**Required task:**
Set down all of the entries word for word, omitting the images they contain.

(Stored data)
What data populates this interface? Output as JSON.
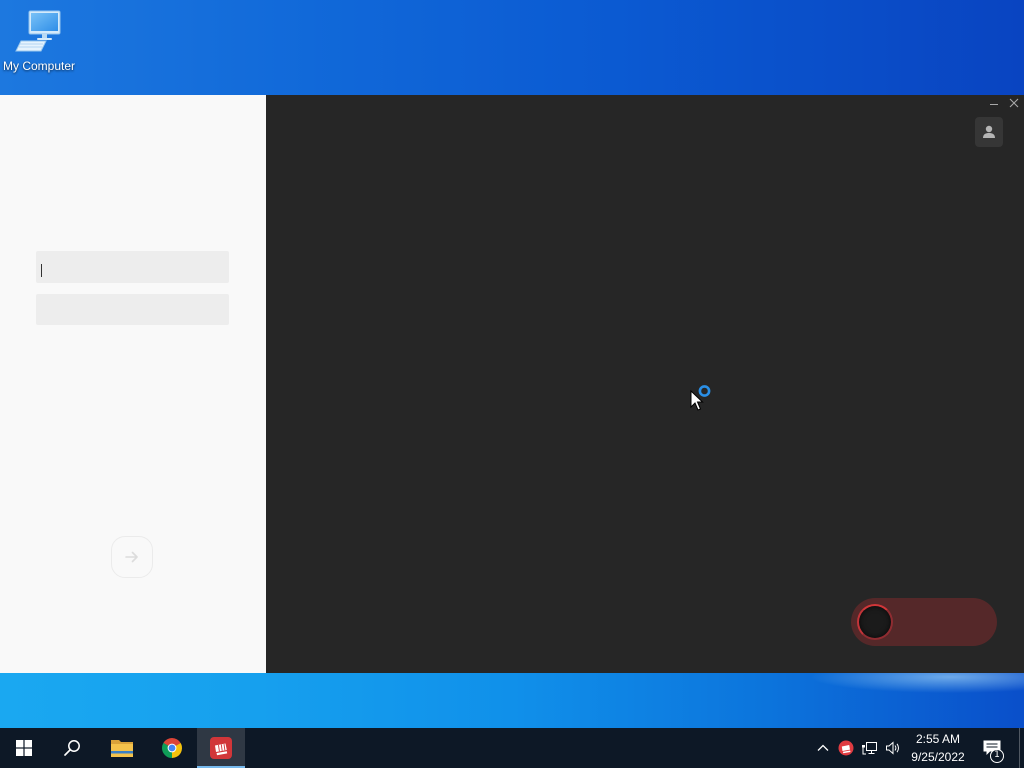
{
  "desktop": {
    "icons": [
      {
        "label": "My Computer",
        "icon": "computer-icon"
      }
    ]
  },
  "app_window": {
    "window_controls": [
      "minimize-icon",
      "close-icon"
    ],
    "login_form": {
      "fields": [
        {
          "value": "",
          "placeholder": ""
        },
        {
          "value": "",
          "placeholder": ""
        }
      ],
      "submit_icon": "arrow-right-icon"
    },
    "profile_button_icon": "user-icon"
  },
  "taskbar": {
    "buttons": [
      {
        "icon": "windows-logo-icon",
        "active": false
      },
      {
        "icon": "search-icon",
        "active": false
      },
      {
        "icon": "file-explorer-icon",
        "active": false
      },
      {
        "icon": "chrome-icon",
        "active": false
      },
      {
        "icon": "riot-client-icon",
        "active": true
      }
    ],
    "tray": {
      "icons": [
        "chevron-up-icon",
        "riot-client-tray-icon",
        "network-icon",
        "volume-icon"
      ],
      "time": "2:55 AM",
      "date": "9/25/2022",
      "notification_count": "1"
    }
  },
  "colors": {
    "left_panel_bg": "#f9f9f9",
    "right_panel_bg": "#262626",
    "field_bg": "#ededed",
    "brand_red": "#d13639",
    "pill_bg": "#552829",
    "taskbar_bg": "#0d1826",
    "active_indicator": "#76b9ed"
  }
}
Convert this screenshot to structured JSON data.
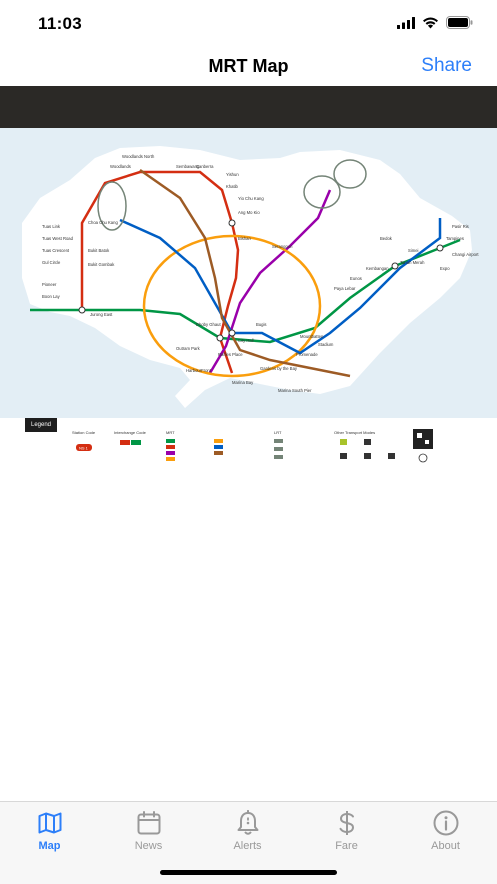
{
  "status": {
    "time": "11:03"
  },
  "nav": {
    "title": "MRT Map",
    "share_label": "Share"
  },
  "legend": {
    "title": "Legend",
    "headings": [
      "Station Code",
      "Interchange Code",
      "MRT",
      "LRT",
      "Other Transport Modes"
    ],
    "station_code_sample": "NS 1"
  },
  "map_labels": {
    "north": [
      "Woodlands North",
      "Woodlands",
      "Sembawang",
      "Canberra",
      "Yishun",
      "Khatib",
      "Yio Chu Kang",
      "Ang Mo Kio"
    ],
    "west": [
      "Tuas Link",
      "Tuas West Road",
      "Tuas Crescent",
      "Gul Circle",
      "Pioneer",
      "Boon Lay",
      "Jurong East",
      "Bukit Batok",
      "Bukit Gombak",
      "Choa Chu Kang"
    ],
    "east": [
      "Pasir Ris",
      "Tampines",
      "Simei",
      "Tanah Merah",
      "Expo",
      "Changi Airport",
      "Bedok",
      "Kembangan",
      "Eunos",
      "Paya Lebar"
    ],
    "central": [
      "Dhoby Ghaut",
      "City Hall",
      "Raffles Place",
      "Bugis",
      "Outram Park",
      "HarbourFront",
      "Marina Bay",
      "Promenade",
      "Serangoon",
      "Bishan"
    ],
    "south": [
      "Marina South Pier",
      "Gardens by the Bay",
      "Stadium",
      "Mountbatten"
    ]
  },
  "tabs": [
    {
      "label": "Map",
      "icon": "map-icon",
      "active": true
    },
    {
      "label": "News",
      "icon": "calendar-icon",
      "active": false
    },
    {
      "label": "Alerts",
      "icon": "bell-icon",
      "active": false
    },
    {
      "label": "Fare",
      "icon": "dollar-icon",
      "active": false
    },
    {
      "label": "About",
      "icon": "info-icon",
      "active": false
    }
  ],
  "colors": {
    "accent": "#2d7ff9",
    "ns_line": "#d42e12",
    "ew_line": "#009645",
    "ne_line": "#9900aa",
    "cc_line": "#fa9e0d",
    "dt_line": "#005ec4",
    "te_line": "#9d5b25",
    "lrt": "#748477"
  }
}
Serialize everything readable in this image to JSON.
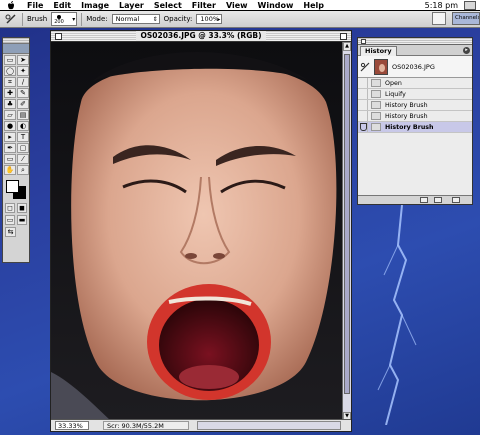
{
  "menubar": {
    "items": [
      "File",
      "Edit",
      "Image",
      "Layer",
      "Select",
      "Filter",
      "View",
      "Window",
      "Help"
    ],
    "clock": "5:18 pm"
  },
  "options": {
    "brush_label": "Brush",
    "brush_size": "200",
    "mode_label": "Mode:",
    "mode_value": "Normal",
    "opacity_label": "Opacity:",
    "opacity_value": "100%",
    "palette_well_label": "Channels"
  },
  "document": {
    "title": "OS02036.JPG @ 33.3% (RGB)",
    "zoom": "33.33%",
    "scratch": "Scr: 90.3M/55.2M"
  },
  "history": {
    "tab": "History",
    "snapshot": "OS02036.JPG",
    "states": [
      {
        "label": "Open",
        "active": false
      },
      {
        "label": "Liquify",
        "active": false
      },
      {
        "label": "History Brush",
        "active": false
      },
      {
        "label": "History Brush",
        "active": false
      },
      {
        "label": "History Brush",
        "active": true
      }
    ]
  },
  "colors": {
    "desktop": "#2a3f9f",
    "skin": "#e2b39d",
    "lips": "#d2352c"
  }
}
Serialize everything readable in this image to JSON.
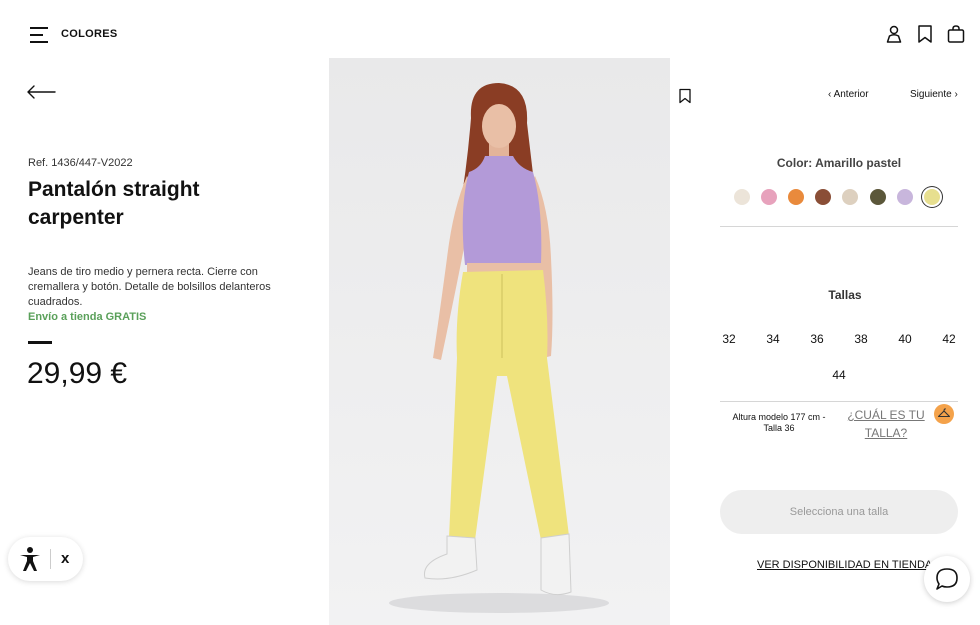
{
  "header": {
    "brand": "COLORES"
  },
  "product": {
    "ref": "Ref. 1436/447-V2022",
    "title": "Pantalón straight carpenter",
    "description": "Jeans de tiro medio y pernera recta. Cierre con cremallera y botón. Detalle de bolsillos delanteros cuadrados.",
    "shipping": "Envío a tienda GRATIS",
    "price": "29,99 €"
  },
  "nav": {
    "prev": "Anterior",
    "next": "Siguiente"
  },
  "colors": {
    "label": "Color: Amarillo pastel",
    "swatches": [
      "#ece4d9",
      "#e7a2bc",
      "#e98a3c",
      "#8a4e36",
      "#ddd0bf",
      "#5b573a",
      "#c8b6dc",
      "#e7df8f"
    ],
    "selected_index": 7
  },
  "sizes": {
    "label": "Tallas",
    "options": [
      "32",
      "34",
      "36",
      "38",
      "40",
      "42",
      "44"
    ]
  },
  "fit": {
    "model_info": "Altura modelo 177 cm - Talla 36",
    "link": "¿CUÁL ES TU TALLA?"
  },
  "actions": {
    "select_size": "Selecciona una talla",
    "availability": "VER DISPONIBILIDAD EN TIENDA"
  },
  "accessibility": {
    "close": "x"
  },
  "palette": {
    "top": "#b39ad8",
    "pants": "#efe37d",
    "skin": "#e9bfa6",
    "hair": "#8a3d24",
    "shipping_green": "#5aa05a",
    "hanger_orange": "#f4a24a"
  }
}
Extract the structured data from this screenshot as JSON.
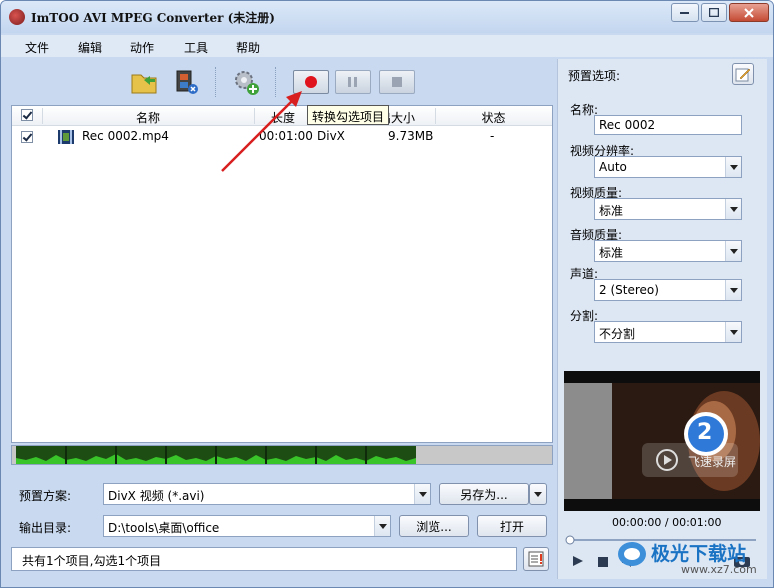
{
  "window": {
    "title": "ImTOO AVI MPEG Converter (未注册)"
  },
  "menu": [
    "文件",
    "编辑",
    "动作",
    "工具",
    "帮助"
  ],
  "toolbar": {
    "tooltip": "转换勾选项目"
  },
  "list": {
    "headers": [
      "名称",
      "长度",
      "输出大小",
      "状态"
    ],
    "rows": [
      {
        "name": "Rec 0002.mp4",
        "duration": "00:01:00",
        "format": "DivX",
        "size": "9.73MB",
        "status": "-"
      }
    ]
  },
  "bottom": {
    "preset_label": "预置方案:",
    "preset_value": "DivX 视频 (*.avi)",
    "save_as": "另存为...",
    "output_label": "输出目录:",
    "output_value": "D:\\tools\\桌面\\office",
    "browse": "浏览...",
    "open": "打开",
    "status": "共有1个项目,勾选1个项目"
  },
  "preset_panel": {
    "title": "预置选项:",
    "name_label": "名称:",
    "name_value": "Rec 0002",
    "resolution_label": "视频分辨率:",
    "resolution_value": "Auto",
    "video_quality_label": "视频质量:",
    "video_quality_value": "标准",
    "audio_quality_label": "音频质量:",
    "audio_quality_value": "标准",
    "channel_label": "声道:",
    "channel_value": "2 (Stereo)",
    "split_label": "分割:",
    "split_value": "不分割"
  },
  "preview": {
    "time": "00:00:00 / 00:01:00",
    "badge": "2",
    "watermark": "飞速录屏"
  },
  "watermark": {
    "site": "极光下载站",
    "url": "www.xz7.com"
  }
}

**The answer:**
What data populates this interface? Output as JSON.
{
  "desktop": {
    "icons": [
      {
        "label": "My Computer",
        "icon": "computer-icon"
      }
    ]
  },
  "app_window": {
    "window_controls": [
      "minimize-icon",
      "close-icon"
    ],
    "login_form": {
      "fields": [
        {
          "value": "",
          "placeholder": ""
        },
        {
          "value": "",
          "placeholder": ""
        }
      ],
      "submit_icon": "arrow-right-icon"
    },
    "profile_button_icon": "user-icon"
  },
  "taskbar": {
    "buttons": [
      {
        "icon": "windows-logo-icon",
        "active": false
      },
      {
        "icon": "search-icon",
        "active": false
      },
      {
        "icon": "file-explorer-icon",
        "active": false
      },
      {
        "icon": "chrome-icon",
        "active": false
      },
      {
        "icon": "riot-client-icon",
        "active": true
      }
    ],
    "tray": {
      "icons": [
        "chevron-up-icon",
        "riot-client-tray-icon",
        "network-icon",
        "volume-icon"
      ],
      "time": "2:55 AM",
      "date": "9/25/2022",
      "notification_count": "1"
    }
  },
  "colors": {
    "left_panel_bg": "#f9f9f9",
    "right_panel_bg": "#262626",
    "field_bg": "#ededed",
    "brand_red": "#d13639",
    "pill_bg": "#552829",
    "taskbar_bg": "#0d1826",
    "active_indicator": "#76b9ed"
  }
}
Convert this screenshot to structured JSON data.
{
  "status": {
    "time": "11:03"
  },
  "nav": {
    "title": "MRT Map",
    "share_label": "Share"
  },
  "legend": {
    "title": "Legend",
    "headings": [
      "Station Code",
      "Interchange Code",
      "MRT",
      "LRT",
      "Other Transport Modes"
    ],
    "station_code_sample": "NS 1"
  },
  "map_labels": {
    "north": [
      "Woodlands North",
      "Woodlands",
      "Sembawang",
      "Canberra",
      "Yishun",
      "Khatib",
      "Yio Chu Kang",
      "Ang Mo Kio"
    ],
    "west": [
      "Tuas Link",
      "Tuas West Road",
      "Tuas Crescent",
      "Gul Circle",
      "Pioneer",
      "Boon Lay",
      "Jurong East",
      "Bukit Batok",
      "Bukit Gombak",
      "Choa Chu Kang"
    ],
    "east": [
      "Pasir Ris",
      "Tampines",
      "Simei",
      "Tanah Merah",
      "Expo",
      "Changi Airport",
      "Bedok",
      "Kembangan",
      "Eunos",
      "Paya Lebar"
    ],
    "central": [
      "Dhoby Ghaut",
      "City Hall",
      "Raffles Place",
      "Bugis",
      "Outram Park",
      "HarbourFront",
      "Marina Bay",
      "Promenade",
      "Serangoon",
      "Bishan"
    ],
    "south": [
      "Marina South Pier",
      "Gardens by the Bay",
      "Stadium",
      "Mountbatten"
    ]
  },
  "tabs": [
    {
      "label": "Map",
      "icon": "map-icon",
      "active": true
    },
    {
      "label": "News",
      "icon": "calendar-icon",
      "active": false
    },
    {
      "label": "Alerts",
      "icon": "bell-icon",
      "active": false
    },
    {
      "label": "Fare",
      "icon": "dollar-icon",
      "active": false
    },
    {
      "label": "About",
      "icon": "info-icon",
      "active": false
    }
  ],
  "colors": {
    "accent": "#2d7ff9",
    "ns_line": "#d42e12",
    "ew_line": "#009645",
    "ne_line": "#9900aa",
    "cc_line": "#fa9e0d",
    "dt_line": "#005ec4",
    "te_line": "#9d5b25",
    "lrt": "#748477"
  }
}
Serialize everything readable in this image to JSON.
{
  "menubar": {
    "items": [
      "File",
      "Edit",
      "Image",
      "Layer",
      "Select",
      "Filter",
      "View",
      "Window",
      "Help"
    ],
    "clock": "5:18 pm"
  },
  "options": {
    "brush_label": "Brush",
    "brush_size": "200",
    "mode_label": "Mode:",
    "mode_value": "Normal",
    "opacity_label": "Opacity:",
    "opacity_value": "100%",
    "palette_well_label": "Channels"
  },
  "document": {
    "title": "OS02036.JPG @ 33.3% (RGB)",
    "zoom": "33.33%",
    "scratch": "Scr: 90.3M/55.2M"
  },
  "history": {
    "tab": "History",
    "snapshot": "OS02036.JPG",
    "states": [
      {
        "label": "Open",
        "active": false
      },
      {
        "label": "Liquify",
        "active": false
      },
      {
        "label": "History Brush",
        "active": false
      },
      {
        "label": "History Brush",
        "active": false
      },
      {
        "label": "History Brush",
        "active": true
      }
    ]
  },
  "colors": {
    "desktop": "#2a3f9f",
    "skin": "#e2b39d",
    "lips": "#d2352c"
  }
}
Serialize everything readable in this image to JSON.
{
  "header": {
    "brand": "COLORES"
  },
  "product": {
    "ref": "Ref. 1436/447-V2022",
    "title": "Pantalón straight carpenter",
    "description": "Jeans de tiro medio y pernera recta. Cierre con cremallera y botón. Detalle de bolsillos delanteros cuadrados.",
    "shipping": "Envío a tienda GRATIS",
    "price": "29,99 €"
  },
  "nav": {
    "prev": "Anterior",
    "next": "Siguiente"
  },
  "colors": {
    "label": "Color: Amarillo pastel",
    "swatches": [
      "#ece4d9",
      "#e7a2bc",
      "#e98a3c",
      "#8a4e36",
      "#ddd0bf",
      "#5b573a",
      "#c8b6dc",
      "#e7df8f"
    ],
    "selected_index": 7
  },
  "sizes": {
    "label": "Tallas",
    "options": [
      "32",
      "34",
      "36",
      "38",
      "40",
      "42",
      "44"
    ]
  },
  "fit": {
    "model_info": "Altura modelo 177 cm - Talla 36",
    "link": "¿CUÁL ES TU TALLA?"
  },
  "actions": {
    "select_size": "Selecciona una talla",
    "availability": "VER DISPONIBILIDAD EN TIENDA"
  },
  "accessibility": {
    "close": "x"
  },
  "palette": {
    "top": "#b39ad8",
    "pants": "#efe37d",
    "skin": "#e9bfa6",
    "hair": "#8a3d24",
    "shipping_green": "#5aa05a",
    "hanger_orange": "#f4a24a"
  }
}
Extract the structured data from this screenshot as JSON.
{
  "window": {
    "title": "ImTOO AVI MPEG Converter (未注册)"
  },
  "menu": [
    "文件",
    "编辑",
    "动作",
    "工具",
    "帮助"
  ],
  "toolbar": {
    "tooltip": "转换勾选项目"
  },
  "list": {
    "headers": [
      "名称",
      "长度",
      "输出大小",
      "状态"
    ],
    "rows": [
      {
        "name": "Rec 0002.mp4",
        "duration": "00:01:00",
        "format": "DivX",
        "size": "9.73MB",
        "status": "-"
      }
    ]
  },
  "bottom": {
    "preset_label": "预置方案:",
    "preset_value": "DivX 视频 (*.avi)",
    "save_as": "另存为...",
    "output_label": "输出目录:",
    "output_value": "D:\\tools\\桌面\\office",
    "browse": "浏览...",
    "open": "打开",
    "status": "共有1个项目,勾选1个项目"
  },
  "preset_panel": {
    "title": "预置选项:",
    "name_label": "名称:",
    "name_value": "Rec 0002",
    "resolution_label": "视频分辨率:",
    "resolution_value": "Auto",
    "video_quality_label": "视频质量:",
    "video_quality_value": "标准",
    "audio_quality_label": "音频质量:",
    "audio_quality_value": "标准",
    "channel_label": "声道:",
    "channel_value": "2 (Stereo)",
    "split_label": "分割:",
    "split_value": "不分割"
  },
  "preview": {
    "time": "00:00:00 / 00:01:00",
    "badge": "2",
    "watermark": "飞速录屏"
  },
  "watermark": {
    "site": "极光下载站",
    "url": "www.xz7.com"
  }
}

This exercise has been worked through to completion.